***** Dataset content *****

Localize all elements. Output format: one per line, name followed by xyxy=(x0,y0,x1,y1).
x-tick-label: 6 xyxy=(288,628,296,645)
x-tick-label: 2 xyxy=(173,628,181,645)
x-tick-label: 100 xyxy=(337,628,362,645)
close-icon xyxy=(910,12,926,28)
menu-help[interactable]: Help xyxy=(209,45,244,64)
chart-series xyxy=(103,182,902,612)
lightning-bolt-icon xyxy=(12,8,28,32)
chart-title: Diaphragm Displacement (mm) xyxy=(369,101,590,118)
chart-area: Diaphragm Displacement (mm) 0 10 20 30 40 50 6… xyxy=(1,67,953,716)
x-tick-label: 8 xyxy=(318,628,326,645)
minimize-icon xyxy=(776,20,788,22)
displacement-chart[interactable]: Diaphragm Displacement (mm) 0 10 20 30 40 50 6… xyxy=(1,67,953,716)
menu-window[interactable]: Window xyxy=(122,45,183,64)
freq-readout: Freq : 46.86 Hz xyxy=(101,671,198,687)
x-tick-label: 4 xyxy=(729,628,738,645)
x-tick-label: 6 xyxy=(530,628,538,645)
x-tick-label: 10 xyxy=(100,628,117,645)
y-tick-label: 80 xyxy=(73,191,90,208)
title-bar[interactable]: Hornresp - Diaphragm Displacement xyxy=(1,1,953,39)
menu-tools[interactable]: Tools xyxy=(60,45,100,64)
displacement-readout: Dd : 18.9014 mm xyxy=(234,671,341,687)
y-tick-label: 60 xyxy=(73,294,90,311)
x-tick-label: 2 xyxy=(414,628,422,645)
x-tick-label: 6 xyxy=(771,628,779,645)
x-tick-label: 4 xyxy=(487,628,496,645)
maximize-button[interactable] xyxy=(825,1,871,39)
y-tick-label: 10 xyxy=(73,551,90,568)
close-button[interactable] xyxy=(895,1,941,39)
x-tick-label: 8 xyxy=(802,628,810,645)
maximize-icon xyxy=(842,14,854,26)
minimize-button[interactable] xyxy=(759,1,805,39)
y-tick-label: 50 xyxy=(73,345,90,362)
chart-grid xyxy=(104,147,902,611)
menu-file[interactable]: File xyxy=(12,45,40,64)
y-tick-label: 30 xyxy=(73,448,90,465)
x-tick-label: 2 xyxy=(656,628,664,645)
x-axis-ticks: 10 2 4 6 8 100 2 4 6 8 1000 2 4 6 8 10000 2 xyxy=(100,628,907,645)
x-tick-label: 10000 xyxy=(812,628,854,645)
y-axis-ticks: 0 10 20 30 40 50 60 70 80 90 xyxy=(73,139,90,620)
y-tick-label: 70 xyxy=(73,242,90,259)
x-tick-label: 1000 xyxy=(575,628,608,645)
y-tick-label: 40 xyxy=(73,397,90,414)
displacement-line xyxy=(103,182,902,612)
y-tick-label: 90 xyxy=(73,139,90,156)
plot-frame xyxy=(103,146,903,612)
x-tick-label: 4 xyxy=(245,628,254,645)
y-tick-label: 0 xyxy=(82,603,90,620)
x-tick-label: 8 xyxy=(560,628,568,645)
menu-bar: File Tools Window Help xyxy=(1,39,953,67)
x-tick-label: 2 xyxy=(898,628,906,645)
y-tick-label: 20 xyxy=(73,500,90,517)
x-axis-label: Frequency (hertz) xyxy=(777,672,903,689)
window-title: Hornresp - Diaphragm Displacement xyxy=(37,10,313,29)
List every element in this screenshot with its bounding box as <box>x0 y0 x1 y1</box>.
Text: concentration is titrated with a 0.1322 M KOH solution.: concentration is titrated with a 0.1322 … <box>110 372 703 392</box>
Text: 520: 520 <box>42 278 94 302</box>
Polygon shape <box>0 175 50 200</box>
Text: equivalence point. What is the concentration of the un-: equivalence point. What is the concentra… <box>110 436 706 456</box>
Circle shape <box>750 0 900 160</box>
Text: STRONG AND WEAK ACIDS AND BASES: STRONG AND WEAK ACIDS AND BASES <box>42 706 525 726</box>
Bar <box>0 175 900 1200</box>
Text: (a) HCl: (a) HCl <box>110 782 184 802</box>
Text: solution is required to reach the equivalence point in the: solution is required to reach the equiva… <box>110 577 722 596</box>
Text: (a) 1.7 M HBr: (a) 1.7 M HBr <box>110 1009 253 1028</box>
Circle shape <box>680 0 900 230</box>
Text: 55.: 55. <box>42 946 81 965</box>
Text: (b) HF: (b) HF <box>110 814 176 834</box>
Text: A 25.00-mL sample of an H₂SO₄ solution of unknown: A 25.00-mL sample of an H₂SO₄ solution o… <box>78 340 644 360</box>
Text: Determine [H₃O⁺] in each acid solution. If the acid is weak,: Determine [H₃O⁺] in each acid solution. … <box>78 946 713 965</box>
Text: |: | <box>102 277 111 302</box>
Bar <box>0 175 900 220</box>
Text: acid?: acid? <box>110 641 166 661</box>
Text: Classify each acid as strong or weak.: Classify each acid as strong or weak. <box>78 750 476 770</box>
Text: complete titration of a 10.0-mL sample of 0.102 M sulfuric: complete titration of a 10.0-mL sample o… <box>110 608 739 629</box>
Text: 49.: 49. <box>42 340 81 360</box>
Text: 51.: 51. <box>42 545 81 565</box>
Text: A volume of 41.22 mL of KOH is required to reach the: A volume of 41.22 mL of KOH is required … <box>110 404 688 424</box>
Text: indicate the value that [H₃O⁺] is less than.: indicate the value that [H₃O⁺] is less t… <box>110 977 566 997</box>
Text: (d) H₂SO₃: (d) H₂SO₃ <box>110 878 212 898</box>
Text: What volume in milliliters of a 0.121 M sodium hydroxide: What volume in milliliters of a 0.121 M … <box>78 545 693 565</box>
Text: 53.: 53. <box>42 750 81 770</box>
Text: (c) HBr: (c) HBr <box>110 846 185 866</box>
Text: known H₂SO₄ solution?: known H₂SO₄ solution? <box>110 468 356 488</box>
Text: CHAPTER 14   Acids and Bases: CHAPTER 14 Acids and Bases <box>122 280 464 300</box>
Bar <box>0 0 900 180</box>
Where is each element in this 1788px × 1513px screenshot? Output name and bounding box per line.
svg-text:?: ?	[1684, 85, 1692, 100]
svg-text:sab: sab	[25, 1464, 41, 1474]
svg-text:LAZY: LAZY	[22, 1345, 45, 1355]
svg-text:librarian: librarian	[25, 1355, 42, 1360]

*****

Retype the entries from the first line through the line containing "close-icon xyxy=(910,12,926,28)", with that line included, reproducing each character unchanged.

== Full solution ==
Localize all elements. Output format: one per line, name followed by xyxy=(x0,y0,x1,y1).
x-tick-label: 6 xyxy=(288,628,296,645)
x-tick-label: 2 xyxy=(173,628,181,645)
x-tick-label: 100 xyxy=(337,628,362,645)
close-icon xyxy=(910,12,926,28)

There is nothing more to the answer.